=== SUPPLIED RECORDS ===

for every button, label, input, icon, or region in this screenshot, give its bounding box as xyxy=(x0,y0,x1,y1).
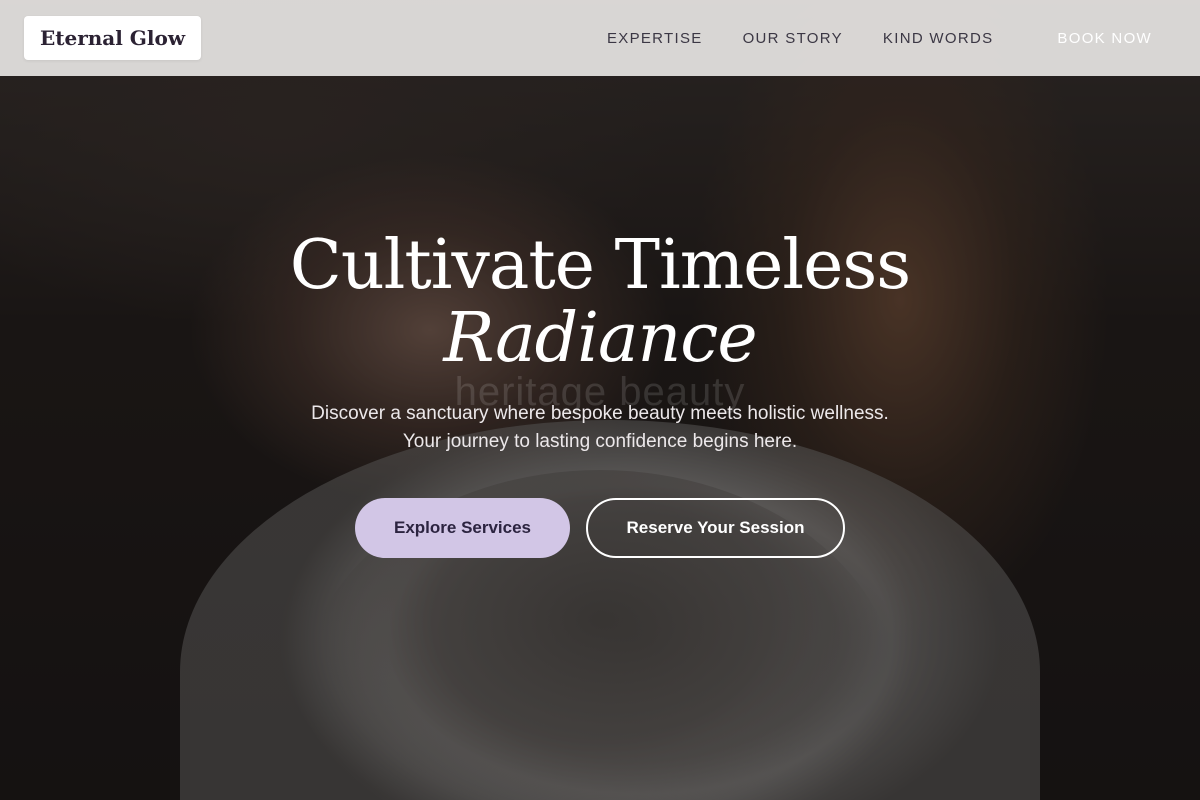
nav-link-expertise[interactable]: EXPERTISE xyxy=(607,30,703,47)
nav-link-kind-words[interactable]: KIND WORDS xyxy=(883,30,994,47)
logo[interactable]: Eternal Glow xyxy=(24,16,202,60)
site-header: Eternal Glow EXPERTISE OUR STORY KIND WO… xyxy=(0,0,1200,76)
hero-headline-line2: Radiance xyxy=(443,299,757,378)
hero-section: heritage beauty Cultivate Timeless Radia… xyxy=(0,230,1200,558)
hero-headline: Cultivate Timeless Radiance xyxy=(0,230,1200,376)
hero-watermark-text: heritage beauty xyxy=(454,370,746,414)
explore-services-button[interactable]: Explore Services xyxy=(355,498,570,558)
hero-cta-row: Explore Services Reserve Your Session xyxy=(0,498,1200,558)
nav-link-our-story[interactable]: OUR STORY xyxy=(743,30,843,47)
book-now-link[interactable]: BOOK NOW xyxy=(1057,30,1152,47)
reserve-session-button[interactable]: Reserve Your Session xyxy=(586,498,845,558)
hero-headline-line1: Cultivate Timeless xyxy=(289,226,911,305)
main-nav: EXPERTISE OUR STORY KIND WORDS BOOK NOW xyxy=(607,30,1176,47)
hero-subtext-line2: Your journey to lasting confidence begin… xyxy=(402,431,798,452)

===

TASK TO COMPLETE -
Could you copy the material above word for word, leaving out the picture?

RESPONSE TO THIS EXERCISE -
for every button, label, input, icon, or region in this screenshot, give its bounding box as xyxy=(x0,y0,x1,y1).
nav-link-expertise[interactable]: EXPERTISE xyxy=(607,30,703,47)
nav-link-kind-words[interactable]: KIND WORDS xyxy=(883,30,994,47)
logo[interactable]: Eternal Glow xyxy=(24,16,202,60)
site-header: Eternal Glow EXPERTISE OUR STORY KIND WO… xyxy=(0,0,1200,76)
hero-headline-line2: Radiance xyxy=(443,299,757,378)
hero-section: heritage beauty Cultivate Timeless Radia… xyxy=(0,230,1200,558)
hero-headline: Cultivate Timeless Radiance xyxy=(0,230,1200,376)
hero-watermark-text: heritage beauty xyxy=(454,370,746,414)
explore-services-button[interactable]: Explore Services xyxy=(355,498,570,558)
hero-cta-row: Explore Services Reserve Your Session xyxy=(0,498,1200,558)
nav-link-our-story[interactable]: OUR STORY xyxy=(743,30,843,47)
book-now-link[interactable]: BOOK NOW xyxy=(1057,30,1152,47)
reserve-session-button[interactable]: Reserve Your Session xyxy=(586,498,845,558)
hero-headline-line1: Cultivate Timeless xyxy=(289,226,911,305)
main-nav: EXPERTISE OUR STORY KIND WORDS BOOK NOW xyxy=(607,30,1176,47)
hero-subtext-line2: Your journey to lasting confidence begin… xyxy=(402,431,798,452)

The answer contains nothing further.